+++ Data
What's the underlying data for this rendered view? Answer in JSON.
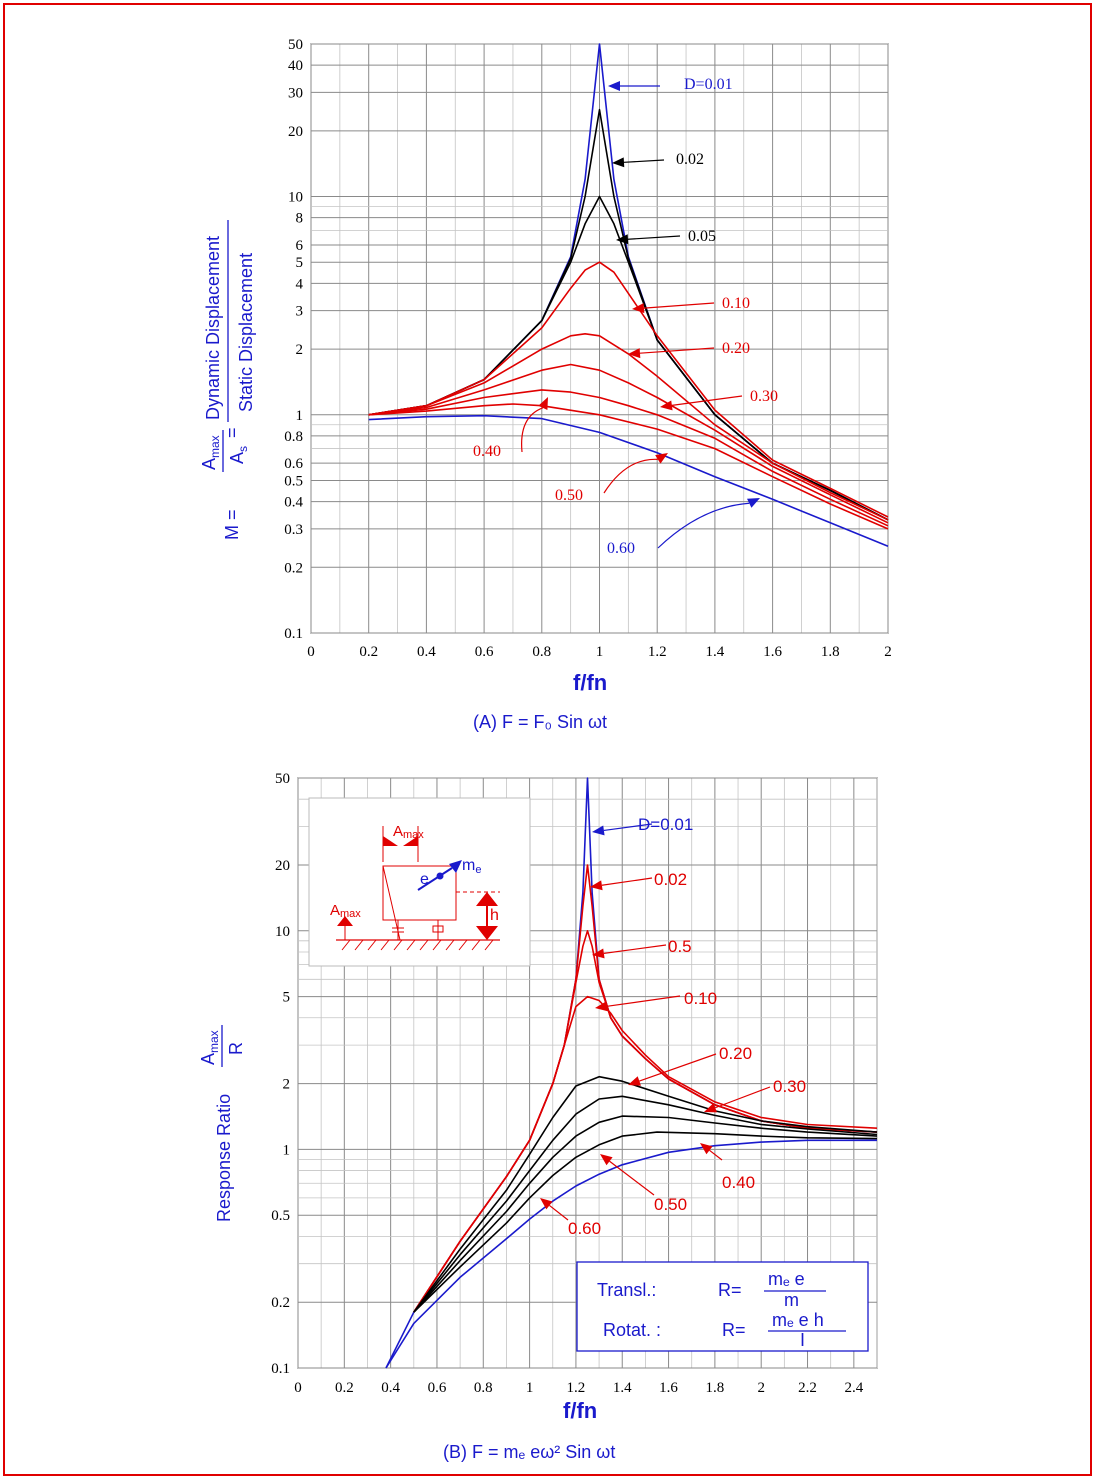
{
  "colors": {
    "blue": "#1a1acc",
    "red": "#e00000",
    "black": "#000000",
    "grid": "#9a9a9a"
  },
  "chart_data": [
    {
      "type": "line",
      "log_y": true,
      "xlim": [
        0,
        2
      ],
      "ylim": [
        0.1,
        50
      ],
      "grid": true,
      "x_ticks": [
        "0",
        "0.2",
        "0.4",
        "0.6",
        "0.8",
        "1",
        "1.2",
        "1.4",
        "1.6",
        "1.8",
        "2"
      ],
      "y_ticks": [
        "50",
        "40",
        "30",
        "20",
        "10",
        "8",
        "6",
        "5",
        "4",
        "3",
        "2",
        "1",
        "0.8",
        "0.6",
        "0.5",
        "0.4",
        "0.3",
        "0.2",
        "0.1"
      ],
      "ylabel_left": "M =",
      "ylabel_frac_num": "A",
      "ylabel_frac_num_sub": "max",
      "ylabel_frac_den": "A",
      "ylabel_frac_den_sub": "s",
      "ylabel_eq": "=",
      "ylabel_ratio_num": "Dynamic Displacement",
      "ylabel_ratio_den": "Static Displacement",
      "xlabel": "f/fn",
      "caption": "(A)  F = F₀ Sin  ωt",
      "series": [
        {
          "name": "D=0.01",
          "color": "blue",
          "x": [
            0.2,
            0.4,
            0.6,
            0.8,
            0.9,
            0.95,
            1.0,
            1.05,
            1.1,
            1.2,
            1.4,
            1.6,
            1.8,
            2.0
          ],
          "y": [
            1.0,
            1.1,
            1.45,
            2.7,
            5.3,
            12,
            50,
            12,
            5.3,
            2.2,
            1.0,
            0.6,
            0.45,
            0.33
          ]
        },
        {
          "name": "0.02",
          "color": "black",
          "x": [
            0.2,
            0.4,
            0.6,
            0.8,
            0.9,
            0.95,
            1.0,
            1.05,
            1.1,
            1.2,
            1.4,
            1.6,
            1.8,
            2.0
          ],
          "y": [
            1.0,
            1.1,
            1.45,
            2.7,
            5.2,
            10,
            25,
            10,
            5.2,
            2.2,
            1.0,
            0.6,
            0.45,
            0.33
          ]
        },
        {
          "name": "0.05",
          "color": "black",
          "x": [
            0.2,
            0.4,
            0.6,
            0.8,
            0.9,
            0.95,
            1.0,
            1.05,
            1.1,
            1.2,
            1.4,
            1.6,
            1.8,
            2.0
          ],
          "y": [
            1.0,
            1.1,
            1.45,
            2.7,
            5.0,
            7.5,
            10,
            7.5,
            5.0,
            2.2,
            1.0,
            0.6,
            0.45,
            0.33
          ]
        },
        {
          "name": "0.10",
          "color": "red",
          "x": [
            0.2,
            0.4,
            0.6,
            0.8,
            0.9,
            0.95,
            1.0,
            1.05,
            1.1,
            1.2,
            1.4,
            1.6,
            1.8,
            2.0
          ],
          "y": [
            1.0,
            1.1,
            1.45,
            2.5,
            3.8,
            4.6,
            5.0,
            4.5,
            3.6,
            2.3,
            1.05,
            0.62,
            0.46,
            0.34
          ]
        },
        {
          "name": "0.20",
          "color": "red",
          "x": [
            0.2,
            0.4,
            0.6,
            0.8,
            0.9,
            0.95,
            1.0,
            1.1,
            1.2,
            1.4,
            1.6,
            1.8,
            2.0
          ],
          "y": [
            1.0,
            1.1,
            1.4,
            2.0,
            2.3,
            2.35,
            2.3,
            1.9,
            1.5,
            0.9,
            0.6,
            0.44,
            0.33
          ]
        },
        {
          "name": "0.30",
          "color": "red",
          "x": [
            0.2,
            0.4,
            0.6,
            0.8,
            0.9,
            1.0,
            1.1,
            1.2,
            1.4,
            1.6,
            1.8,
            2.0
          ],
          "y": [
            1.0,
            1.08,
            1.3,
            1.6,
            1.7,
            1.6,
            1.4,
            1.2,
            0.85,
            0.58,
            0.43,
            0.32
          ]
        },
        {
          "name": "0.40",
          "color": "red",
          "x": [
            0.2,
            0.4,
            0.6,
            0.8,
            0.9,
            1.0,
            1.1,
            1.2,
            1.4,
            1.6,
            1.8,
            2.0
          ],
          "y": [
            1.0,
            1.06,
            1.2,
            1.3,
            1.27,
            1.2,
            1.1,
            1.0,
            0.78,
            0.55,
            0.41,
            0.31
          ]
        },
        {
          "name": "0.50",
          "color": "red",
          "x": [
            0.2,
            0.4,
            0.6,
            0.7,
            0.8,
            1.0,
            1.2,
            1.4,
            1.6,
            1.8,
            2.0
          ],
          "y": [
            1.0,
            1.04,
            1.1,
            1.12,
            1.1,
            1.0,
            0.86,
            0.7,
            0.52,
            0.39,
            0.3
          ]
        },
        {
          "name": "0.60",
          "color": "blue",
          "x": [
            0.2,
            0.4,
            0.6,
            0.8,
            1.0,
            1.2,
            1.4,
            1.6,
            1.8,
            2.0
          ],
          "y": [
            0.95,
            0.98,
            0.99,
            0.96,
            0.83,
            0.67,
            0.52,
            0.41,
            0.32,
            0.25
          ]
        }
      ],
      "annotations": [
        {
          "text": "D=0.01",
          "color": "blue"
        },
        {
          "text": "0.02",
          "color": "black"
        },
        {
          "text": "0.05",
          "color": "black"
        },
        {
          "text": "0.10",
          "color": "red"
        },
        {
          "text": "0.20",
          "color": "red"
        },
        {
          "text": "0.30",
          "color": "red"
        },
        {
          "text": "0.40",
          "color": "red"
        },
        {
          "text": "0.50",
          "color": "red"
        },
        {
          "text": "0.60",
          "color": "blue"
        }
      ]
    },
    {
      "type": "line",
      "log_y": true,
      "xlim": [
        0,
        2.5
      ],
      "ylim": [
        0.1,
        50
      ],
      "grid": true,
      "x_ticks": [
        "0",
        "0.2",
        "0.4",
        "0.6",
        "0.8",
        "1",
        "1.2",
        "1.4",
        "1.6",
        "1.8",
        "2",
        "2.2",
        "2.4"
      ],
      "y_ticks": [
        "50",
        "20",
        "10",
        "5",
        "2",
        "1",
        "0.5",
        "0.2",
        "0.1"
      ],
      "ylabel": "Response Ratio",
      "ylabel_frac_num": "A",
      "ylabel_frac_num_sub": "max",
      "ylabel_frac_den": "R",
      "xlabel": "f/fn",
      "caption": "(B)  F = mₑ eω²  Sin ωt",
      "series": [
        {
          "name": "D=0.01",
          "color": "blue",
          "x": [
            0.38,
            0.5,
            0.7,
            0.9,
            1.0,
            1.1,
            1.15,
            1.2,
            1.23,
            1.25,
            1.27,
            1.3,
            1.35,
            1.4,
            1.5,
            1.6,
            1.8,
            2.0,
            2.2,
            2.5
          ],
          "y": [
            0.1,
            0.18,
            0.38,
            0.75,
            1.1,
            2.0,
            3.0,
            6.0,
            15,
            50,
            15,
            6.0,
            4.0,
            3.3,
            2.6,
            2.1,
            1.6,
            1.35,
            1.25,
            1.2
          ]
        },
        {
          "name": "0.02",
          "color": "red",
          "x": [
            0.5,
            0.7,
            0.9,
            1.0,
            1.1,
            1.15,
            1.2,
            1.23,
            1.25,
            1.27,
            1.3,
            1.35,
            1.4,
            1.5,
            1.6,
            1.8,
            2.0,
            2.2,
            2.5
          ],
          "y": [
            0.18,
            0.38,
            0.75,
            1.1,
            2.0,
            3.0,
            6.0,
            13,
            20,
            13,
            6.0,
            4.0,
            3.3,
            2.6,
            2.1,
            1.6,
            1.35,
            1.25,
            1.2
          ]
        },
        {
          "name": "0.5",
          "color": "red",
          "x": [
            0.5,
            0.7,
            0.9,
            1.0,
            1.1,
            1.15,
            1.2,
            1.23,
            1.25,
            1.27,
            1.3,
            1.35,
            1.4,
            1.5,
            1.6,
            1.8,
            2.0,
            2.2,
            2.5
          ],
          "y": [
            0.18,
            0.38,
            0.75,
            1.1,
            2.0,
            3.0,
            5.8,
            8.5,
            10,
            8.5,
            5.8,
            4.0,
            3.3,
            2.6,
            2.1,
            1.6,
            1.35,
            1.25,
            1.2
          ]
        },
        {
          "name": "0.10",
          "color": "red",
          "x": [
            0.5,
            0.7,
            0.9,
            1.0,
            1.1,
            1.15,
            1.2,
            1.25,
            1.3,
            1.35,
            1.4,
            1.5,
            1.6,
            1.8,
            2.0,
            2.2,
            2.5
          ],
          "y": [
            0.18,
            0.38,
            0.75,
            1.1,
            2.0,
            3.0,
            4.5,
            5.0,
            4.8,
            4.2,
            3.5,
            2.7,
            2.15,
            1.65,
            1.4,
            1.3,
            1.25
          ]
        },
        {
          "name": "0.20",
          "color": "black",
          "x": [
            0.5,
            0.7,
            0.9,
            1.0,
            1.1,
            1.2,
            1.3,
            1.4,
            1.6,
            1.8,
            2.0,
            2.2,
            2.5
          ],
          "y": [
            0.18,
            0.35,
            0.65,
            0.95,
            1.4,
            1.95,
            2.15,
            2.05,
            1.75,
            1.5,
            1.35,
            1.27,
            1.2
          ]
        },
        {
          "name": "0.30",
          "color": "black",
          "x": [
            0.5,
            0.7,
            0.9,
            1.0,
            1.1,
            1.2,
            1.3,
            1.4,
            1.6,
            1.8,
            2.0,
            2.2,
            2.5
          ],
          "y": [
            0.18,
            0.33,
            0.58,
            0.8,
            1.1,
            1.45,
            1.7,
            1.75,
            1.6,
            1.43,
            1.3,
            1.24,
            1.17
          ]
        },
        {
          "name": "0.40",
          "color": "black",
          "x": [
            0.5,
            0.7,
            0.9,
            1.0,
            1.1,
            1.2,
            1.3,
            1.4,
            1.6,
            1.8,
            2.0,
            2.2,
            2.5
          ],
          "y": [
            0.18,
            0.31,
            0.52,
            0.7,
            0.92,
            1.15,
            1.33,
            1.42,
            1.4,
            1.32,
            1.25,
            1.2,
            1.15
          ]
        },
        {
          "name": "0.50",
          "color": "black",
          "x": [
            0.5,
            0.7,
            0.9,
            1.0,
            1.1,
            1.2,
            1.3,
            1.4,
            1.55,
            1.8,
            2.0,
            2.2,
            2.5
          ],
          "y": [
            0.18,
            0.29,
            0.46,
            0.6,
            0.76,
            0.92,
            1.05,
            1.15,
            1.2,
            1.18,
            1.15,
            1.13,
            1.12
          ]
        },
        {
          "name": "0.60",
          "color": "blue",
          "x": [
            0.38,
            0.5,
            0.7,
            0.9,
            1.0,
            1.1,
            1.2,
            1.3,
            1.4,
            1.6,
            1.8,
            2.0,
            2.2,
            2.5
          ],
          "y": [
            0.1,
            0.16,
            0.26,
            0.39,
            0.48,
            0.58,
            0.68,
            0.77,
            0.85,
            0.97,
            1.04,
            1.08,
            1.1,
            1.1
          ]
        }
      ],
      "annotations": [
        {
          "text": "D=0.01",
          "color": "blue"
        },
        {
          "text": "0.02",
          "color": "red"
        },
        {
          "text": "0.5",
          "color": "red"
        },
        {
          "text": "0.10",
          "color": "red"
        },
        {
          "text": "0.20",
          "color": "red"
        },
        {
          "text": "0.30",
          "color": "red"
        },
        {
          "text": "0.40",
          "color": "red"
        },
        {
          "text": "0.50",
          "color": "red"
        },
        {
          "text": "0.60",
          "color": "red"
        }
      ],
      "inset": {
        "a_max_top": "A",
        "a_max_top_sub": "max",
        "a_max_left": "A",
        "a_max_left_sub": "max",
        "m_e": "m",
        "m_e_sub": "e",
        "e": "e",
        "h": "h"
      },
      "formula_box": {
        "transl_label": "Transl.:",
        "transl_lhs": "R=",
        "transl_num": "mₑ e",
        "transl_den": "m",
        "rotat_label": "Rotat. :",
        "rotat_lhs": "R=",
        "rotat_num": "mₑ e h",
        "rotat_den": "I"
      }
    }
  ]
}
++++++
Tally the lines of the records holding the word "caption", then give only the resulting number.

2